The exercise >>
Select all lines in the records that include "growth".

--- BEGIN ---

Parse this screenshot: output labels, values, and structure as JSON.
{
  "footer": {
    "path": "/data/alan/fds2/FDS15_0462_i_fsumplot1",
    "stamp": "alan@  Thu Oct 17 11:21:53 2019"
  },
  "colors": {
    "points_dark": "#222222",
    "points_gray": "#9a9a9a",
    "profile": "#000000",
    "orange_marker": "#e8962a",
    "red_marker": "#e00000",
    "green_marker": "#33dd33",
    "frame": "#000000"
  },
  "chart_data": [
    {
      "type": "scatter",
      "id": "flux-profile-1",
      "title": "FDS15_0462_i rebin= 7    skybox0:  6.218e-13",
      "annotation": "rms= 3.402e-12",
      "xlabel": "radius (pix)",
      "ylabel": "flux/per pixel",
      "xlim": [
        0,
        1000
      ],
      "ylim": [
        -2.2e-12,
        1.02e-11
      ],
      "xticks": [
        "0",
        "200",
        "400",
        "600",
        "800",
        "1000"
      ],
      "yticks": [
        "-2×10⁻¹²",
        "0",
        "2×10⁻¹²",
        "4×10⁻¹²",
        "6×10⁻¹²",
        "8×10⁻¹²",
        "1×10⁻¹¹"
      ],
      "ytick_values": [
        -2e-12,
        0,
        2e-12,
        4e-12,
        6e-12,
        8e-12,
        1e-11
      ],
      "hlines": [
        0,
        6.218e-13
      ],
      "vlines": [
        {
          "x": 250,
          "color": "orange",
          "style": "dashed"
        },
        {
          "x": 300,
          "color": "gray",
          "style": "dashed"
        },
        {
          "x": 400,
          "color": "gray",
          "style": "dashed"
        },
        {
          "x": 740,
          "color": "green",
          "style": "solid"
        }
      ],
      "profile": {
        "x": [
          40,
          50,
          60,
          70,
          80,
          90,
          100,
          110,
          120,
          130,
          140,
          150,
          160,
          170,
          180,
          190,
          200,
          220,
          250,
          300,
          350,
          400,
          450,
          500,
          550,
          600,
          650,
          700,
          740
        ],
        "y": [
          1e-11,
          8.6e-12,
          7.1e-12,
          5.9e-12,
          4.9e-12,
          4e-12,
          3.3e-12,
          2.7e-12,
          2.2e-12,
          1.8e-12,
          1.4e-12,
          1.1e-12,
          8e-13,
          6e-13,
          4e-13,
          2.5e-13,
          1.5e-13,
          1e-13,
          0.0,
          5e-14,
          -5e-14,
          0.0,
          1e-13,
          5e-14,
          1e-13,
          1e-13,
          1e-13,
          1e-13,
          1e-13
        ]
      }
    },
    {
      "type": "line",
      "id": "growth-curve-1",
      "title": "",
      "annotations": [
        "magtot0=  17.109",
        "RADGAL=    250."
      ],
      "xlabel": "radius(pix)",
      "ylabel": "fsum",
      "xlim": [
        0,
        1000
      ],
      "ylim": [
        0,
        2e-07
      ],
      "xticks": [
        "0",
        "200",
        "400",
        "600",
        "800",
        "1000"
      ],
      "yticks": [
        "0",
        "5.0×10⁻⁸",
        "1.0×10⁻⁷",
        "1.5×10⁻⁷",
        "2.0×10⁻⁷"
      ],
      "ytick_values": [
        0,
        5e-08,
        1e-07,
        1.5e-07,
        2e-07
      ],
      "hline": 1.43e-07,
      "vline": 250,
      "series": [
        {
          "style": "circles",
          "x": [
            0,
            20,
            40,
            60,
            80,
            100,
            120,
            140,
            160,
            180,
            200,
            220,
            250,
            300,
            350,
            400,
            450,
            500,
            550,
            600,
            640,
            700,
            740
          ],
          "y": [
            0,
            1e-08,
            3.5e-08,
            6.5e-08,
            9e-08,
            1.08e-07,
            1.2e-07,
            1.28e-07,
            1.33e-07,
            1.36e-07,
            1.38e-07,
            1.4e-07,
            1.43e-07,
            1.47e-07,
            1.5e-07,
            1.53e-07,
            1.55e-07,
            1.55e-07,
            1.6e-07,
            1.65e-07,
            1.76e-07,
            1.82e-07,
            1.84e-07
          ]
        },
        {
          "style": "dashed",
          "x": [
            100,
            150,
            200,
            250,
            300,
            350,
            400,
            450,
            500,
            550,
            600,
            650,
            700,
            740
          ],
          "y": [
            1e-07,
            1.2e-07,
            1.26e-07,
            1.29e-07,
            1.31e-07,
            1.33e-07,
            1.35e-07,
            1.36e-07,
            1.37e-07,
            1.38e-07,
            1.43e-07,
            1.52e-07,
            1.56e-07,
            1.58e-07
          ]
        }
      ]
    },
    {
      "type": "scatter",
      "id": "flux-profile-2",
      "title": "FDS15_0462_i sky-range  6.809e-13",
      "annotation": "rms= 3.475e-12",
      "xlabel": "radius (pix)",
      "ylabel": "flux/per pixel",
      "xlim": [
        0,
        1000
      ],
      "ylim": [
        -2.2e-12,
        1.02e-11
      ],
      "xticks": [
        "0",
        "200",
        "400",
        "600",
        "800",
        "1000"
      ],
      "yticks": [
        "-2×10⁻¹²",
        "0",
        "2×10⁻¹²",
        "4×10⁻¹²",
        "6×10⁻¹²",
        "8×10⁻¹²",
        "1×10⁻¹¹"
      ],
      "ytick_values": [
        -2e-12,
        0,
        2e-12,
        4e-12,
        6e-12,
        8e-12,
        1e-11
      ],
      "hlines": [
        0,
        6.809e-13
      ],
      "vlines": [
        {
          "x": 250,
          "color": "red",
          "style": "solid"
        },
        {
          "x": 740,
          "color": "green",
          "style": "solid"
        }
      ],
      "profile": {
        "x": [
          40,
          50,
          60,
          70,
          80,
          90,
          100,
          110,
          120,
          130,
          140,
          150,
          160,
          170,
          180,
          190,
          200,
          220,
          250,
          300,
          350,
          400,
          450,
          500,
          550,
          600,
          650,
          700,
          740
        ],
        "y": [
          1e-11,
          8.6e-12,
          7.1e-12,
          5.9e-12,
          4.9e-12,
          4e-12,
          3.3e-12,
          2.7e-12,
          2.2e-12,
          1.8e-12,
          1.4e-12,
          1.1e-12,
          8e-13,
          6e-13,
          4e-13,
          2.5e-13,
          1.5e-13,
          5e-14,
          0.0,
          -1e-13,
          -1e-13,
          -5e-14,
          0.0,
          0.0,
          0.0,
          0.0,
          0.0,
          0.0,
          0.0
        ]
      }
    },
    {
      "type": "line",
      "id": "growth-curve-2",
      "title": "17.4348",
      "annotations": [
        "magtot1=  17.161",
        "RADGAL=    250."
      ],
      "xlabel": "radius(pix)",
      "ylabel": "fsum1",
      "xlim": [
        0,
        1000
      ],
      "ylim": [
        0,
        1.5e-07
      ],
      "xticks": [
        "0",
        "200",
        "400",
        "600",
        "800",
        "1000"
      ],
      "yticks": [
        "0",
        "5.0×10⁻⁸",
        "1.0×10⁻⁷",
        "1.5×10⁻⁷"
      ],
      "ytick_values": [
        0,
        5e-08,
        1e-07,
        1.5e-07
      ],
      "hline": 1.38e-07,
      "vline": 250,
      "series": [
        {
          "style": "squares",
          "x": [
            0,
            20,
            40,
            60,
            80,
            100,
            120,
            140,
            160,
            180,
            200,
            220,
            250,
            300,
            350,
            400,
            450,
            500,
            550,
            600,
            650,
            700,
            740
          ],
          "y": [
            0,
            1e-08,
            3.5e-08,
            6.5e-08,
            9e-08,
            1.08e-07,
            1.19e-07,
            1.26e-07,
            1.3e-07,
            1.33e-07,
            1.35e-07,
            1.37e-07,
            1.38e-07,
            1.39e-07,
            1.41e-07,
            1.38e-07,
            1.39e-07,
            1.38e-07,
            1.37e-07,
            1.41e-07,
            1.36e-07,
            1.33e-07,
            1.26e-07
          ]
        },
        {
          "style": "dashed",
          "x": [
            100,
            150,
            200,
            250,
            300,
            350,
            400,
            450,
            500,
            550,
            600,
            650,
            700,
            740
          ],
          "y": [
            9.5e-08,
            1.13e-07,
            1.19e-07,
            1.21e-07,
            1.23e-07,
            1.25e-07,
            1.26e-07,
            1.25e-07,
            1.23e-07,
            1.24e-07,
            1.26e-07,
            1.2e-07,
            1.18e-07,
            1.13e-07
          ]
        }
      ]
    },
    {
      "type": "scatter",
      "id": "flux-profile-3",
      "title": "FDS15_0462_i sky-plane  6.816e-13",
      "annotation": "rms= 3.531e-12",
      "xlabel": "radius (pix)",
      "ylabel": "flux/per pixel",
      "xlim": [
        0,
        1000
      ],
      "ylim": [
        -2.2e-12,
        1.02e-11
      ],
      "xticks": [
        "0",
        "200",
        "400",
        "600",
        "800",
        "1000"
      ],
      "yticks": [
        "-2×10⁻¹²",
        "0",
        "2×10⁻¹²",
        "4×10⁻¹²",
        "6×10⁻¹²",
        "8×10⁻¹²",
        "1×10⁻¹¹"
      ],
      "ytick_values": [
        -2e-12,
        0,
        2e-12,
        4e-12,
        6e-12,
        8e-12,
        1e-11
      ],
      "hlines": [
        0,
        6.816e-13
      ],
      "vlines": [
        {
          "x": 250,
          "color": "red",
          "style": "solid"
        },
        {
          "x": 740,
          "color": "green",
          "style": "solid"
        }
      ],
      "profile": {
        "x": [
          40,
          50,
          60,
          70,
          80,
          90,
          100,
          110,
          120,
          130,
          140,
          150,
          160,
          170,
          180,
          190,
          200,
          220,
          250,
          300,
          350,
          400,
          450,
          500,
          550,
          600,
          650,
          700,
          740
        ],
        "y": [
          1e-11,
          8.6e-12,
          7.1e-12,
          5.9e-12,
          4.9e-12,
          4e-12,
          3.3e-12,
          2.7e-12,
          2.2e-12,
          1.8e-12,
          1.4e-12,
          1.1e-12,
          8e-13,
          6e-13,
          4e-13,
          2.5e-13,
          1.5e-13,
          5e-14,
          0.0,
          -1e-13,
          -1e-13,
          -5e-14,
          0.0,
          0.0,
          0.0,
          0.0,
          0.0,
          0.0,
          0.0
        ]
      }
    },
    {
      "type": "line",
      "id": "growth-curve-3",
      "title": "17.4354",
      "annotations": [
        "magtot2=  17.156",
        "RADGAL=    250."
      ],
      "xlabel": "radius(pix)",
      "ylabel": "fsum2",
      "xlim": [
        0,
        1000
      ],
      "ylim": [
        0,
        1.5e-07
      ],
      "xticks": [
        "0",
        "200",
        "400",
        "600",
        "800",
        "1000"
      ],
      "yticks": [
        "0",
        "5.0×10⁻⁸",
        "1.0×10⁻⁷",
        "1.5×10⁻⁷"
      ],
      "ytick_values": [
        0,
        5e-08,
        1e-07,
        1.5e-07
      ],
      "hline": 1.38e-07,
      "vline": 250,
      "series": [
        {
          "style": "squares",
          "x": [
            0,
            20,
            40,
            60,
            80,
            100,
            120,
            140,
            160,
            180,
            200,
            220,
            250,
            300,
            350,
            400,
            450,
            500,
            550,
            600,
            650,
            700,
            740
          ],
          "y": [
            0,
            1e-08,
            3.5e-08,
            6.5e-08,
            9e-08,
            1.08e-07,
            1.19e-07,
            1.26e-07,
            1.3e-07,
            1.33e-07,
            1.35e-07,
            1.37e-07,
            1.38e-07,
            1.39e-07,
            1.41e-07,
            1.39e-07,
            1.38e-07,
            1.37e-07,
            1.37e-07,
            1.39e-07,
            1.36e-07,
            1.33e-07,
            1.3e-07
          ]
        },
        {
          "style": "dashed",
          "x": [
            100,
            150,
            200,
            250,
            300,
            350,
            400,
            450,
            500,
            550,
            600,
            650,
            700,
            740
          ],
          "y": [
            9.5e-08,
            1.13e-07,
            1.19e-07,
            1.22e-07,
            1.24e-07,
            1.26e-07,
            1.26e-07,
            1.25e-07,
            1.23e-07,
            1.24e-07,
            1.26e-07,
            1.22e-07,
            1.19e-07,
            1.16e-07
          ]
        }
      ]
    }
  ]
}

--- END ---

Task response >>
      "id": "growth-curve-1",
      "id": "growth-curve-2",
      "id": "growth-curve-3",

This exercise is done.